## START Data in this exercise

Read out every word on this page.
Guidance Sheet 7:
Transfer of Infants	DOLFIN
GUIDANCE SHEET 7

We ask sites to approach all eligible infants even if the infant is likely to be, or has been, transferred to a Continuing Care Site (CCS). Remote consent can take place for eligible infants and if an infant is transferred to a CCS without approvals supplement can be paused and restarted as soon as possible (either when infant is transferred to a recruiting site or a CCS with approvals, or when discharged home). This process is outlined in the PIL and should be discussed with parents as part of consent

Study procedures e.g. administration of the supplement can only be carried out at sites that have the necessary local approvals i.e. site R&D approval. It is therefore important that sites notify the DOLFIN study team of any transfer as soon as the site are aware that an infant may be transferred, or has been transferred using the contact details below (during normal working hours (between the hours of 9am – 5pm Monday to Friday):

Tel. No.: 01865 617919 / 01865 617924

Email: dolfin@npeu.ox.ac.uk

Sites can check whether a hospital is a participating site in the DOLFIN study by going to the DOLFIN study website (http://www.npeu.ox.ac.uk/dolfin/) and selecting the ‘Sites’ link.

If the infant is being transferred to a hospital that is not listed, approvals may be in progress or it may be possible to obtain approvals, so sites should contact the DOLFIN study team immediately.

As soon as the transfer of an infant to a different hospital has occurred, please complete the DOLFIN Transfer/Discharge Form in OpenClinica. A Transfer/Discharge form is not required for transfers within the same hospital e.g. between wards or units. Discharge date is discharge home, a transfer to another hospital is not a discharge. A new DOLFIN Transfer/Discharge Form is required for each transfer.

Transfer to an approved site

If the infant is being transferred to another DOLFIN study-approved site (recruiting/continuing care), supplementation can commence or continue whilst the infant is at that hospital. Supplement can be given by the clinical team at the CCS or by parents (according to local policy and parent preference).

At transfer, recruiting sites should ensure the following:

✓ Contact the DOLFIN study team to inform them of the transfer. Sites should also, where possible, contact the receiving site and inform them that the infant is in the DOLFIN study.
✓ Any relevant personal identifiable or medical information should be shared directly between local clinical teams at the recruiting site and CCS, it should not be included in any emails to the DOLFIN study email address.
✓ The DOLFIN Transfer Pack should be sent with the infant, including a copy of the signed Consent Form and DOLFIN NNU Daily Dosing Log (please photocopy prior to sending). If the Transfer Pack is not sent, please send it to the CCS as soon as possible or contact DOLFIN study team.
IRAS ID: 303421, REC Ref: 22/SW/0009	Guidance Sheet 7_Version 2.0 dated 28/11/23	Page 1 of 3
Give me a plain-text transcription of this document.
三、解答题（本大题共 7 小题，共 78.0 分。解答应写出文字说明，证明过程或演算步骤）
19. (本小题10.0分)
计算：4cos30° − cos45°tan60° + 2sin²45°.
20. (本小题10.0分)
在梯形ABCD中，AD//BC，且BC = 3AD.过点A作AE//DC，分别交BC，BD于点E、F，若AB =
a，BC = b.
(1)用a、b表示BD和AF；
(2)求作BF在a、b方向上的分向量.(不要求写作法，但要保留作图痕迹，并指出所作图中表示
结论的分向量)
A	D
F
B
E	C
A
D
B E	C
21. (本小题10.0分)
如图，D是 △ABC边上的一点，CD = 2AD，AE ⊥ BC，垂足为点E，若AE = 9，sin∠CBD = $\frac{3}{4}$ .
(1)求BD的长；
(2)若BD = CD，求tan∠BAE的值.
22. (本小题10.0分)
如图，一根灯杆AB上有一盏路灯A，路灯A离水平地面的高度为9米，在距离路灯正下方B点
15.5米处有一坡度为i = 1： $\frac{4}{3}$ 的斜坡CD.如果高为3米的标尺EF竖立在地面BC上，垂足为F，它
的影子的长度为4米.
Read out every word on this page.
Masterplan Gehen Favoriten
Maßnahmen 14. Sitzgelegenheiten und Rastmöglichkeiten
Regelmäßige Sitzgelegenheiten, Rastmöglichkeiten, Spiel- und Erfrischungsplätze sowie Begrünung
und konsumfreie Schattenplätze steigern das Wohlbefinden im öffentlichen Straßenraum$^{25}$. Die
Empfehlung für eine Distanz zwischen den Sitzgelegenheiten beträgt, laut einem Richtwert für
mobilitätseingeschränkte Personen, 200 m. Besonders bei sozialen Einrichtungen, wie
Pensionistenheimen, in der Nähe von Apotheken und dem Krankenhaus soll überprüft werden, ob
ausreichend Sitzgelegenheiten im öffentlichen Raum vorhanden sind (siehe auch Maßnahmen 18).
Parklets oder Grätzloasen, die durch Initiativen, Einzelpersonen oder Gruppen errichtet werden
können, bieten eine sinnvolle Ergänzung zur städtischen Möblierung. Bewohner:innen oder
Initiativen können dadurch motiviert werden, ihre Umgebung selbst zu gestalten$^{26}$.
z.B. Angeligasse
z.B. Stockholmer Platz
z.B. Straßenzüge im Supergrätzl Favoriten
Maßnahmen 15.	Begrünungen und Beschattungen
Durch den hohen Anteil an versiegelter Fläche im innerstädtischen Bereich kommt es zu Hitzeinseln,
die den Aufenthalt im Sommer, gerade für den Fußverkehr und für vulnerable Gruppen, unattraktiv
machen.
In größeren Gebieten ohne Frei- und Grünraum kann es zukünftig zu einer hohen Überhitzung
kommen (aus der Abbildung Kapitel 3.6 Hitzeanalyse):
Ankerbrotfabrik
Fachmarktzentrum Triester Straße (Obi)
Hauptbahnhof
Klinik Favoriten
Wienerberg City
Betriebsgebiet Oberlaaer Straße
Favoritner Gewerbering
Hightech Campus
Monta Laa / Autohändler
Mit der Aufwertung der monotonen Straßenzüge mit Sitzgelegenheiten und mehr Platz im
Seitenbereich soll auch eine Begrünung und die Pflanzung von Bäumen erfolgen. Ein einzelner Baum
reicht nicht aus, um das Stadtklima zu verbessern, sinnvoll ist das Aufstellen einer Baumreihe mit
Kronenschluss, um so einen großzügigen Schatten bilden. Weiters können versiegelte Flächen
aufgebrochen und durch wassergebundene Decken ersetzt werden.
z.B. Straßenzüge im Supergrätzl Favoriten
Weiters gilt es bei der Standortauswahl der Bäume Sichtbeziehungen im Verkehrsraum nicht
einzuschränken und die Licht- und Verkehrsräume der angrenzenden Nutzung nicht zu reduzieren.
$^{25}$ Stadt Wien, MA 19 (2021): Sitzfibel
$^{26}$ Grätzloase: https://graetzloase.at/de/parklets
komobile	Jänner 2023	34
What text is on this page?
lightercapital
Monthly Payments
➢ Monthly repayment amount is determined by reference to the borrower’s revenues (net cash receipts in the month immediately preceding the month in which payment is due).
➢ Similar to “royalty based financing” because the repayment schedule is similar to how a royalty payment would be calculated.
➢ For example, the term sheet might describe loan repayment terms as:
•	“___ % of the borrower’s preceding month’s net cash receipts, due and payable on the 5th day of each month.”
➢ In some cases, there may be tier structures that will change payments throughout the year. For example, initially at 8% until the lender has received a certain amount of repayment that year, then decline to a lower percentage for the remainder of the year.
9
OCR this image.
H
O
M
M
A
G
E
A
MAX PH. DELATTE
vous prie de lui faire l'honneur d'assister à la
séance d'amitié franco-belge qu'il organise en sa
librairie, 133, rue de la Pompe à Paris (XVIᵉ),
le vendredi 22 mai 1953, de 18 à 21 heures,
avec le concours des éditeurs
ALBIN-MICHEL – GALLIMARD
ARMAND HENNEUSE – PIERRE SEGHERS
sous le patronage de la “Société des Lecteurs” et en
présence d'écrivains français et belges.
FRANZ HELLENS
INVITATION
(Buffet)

## END Data in this exercise

▸ **What you are asked to do**: Identify the lines above with the word "text". Copy them.

▸ **Exercise answer**:
Give me a plain-text transcription of this document.
What text is on this page?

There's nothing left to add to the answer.